Work to do ▸ Report each line of the data that has "color" somewhere in it.

-- -- --

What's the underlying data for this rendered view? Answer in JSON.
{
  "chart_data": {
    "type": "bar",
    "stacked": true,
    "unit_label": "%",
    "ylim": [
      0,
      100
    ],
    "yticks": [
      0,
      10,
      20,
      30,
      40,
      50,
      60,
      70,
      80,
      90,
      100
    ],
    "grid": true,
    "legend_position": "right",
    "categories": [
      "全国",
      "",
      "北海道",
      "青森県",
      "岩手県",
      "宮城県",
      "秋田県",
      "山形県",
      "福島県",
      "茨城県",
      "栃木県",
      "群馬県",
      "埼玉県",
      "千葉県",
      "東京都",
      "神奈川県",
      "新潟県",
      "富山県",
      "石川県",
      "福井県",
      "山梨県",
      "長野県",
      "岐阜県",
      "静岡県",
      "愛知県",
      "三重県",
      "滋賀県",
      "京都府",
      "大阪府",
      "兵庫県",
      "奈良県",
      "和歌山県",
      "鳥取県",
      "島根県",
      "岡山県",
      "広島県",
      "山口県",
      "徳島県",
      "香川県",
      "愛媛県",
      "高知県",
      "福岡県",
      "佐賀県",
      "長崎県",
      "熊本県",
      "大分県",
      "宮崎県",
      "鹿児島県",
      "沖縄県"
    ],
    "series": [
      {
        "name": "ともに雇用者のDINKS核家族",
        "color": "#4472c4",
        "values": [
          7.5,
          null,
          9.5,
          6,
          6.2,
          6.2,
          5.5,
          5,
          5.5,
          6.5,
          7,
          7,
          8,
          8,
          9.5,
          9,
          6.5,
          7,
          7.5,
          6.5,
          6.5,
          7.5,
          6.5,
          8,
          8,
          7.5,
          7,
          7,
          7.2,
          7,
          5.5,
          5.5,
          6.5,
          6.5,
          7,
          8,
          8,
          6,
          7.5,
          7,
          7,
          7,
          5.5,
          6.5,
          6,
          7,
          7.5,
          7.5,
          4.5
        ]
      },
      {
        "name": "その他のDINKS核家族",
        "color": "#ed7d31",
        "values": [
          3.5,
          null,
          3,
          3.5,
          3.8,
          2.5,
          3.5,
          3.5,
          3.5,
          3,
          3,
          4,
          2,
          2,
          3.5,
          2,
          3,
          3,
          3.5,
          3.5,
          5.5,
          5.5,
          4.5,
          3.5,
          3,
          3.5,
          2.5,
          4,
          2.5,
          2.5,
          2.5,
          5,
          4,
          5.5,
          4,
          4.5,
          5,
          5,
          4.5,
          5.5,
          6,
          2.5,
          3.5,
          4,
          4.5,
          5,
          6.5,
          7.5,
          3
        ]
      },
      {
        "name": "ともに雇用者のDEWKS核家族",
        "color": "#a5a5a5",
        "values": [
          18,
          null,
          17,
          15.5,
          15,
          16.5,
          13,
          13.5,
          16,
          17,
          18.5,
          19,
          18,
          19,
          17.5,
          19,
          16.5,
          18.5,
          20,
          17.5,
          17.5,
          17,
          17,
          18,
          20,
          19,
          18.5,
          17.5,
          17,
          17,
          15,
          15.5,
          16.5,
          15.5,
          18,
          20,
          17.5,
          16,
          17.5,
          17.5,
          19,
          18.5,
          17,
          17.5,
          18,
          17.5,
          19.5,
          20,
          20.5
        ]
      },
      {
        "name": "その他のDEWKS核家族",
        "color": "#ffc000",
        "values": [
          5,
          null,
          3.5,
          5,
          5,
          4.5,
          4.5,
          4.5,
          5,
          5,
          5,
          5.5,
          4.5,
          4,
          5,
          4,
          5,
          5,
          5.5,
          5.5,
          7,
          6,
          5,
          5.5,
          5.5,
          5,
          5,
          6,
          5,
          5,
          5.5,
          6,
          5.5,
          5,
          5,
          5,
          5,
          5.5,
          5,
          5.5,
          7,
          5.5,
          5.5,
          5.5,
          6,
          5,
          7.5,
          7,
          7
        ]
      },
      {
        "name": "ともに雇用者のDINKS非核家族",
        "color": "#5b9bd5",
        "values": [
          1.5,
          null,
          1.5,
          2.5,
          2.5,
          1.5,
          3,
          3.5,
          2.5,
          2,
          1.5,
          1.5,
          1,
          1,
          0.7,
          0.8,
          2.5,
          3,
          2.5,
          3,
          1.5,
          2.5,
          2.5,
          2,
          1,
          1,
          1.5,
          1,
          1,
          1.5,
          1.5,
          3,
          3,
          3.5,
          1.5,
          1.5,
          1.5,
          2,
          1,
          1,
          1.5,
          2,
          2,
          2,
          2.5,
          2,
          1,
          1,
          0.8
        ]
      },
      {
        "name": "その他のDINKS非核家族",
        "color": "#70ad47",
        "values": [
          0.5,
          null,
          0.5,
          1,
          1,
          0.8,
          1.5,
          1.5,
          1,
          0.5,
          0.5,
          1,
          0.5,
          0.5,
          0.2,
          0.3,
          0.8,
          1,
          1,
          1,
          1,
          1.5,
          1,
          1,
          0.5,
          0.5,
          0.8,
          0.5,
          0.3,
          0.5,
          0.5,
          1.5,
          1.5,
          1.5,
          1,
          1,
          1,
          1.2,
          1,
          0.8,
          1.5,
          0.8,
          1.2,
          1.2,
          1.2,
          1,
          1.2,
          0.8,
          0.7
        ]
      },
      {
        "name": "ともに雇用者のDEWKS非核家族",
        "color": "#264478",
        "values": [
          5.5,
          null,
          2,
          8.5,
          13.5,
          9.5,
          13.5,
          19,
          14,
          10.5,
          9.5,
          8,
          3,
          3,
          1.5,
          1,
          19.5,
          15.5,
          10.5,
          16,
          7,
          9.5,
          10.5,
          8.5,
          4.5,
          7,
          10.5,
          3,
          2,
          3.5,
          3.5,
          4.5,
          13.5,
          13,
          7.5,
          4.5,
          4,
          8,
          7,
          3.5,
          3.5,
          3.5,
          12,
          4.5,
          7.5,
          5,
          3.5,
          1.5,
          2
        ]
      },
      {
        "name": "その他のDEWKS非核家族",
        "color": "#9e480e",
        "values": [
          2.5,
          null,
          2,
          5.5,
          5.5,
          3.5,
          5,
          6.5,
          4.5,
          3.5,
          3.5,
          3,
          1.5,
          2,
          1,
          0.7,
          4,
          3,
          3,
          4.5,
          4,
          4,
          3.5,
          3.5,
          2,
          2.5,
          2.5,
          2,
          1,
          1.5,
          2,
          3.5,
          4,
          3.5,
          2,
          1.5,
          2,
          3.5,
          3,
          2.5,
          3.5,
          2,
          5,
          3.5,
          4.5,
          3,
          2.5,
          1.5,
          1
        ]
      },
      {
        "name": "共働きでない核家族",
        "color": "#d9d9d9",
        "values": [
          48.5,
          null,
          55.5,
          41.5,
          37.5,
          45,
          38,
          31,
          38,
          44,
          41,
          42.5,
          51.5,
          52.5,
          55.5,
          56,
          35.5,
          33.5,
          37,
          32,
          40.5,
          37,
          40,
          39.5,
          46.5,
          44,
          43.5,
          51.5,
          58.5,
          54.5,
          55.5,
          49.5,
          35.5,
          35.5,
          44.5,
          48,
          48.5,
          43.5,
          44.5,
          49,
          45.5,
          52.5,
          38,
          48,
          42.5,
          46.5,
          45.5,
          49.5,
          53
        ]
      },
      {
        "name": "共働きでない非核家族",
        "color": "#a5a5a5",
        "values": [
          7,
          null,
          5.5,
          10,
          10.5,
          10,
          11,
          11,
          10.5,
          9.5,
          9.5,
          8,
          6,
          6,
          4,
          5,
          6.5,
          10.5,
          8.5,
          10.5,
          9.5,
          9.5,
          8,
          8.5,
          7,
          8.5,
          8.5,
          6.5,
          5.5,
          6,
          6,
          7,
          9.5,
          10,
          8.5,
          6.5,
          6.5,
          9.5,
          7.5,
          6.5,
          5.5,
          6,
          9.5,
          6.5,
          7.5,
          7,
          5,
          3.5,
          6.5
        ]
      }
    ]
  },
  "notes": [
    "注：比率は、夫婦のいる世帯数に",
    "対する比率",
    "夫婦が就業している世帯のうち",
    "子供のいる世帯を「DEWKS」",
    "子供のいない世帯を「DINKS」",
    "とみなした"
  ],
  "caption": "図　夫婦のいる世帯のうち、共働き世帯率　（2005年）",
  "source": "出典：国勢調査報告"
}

-- -- --

Reply ▸
        "color": "#4472c4",
        "color": "#ed7d31",
        "color": "#a5a5a5",
        "color": "#ffc000",
        "color": "#5b9bd5",
        "color": "#70ad47",
        "color": "#264478",
        "color": "#9e480e",
        "color": "#d9d9d9",
        "color": "#a5a5a5",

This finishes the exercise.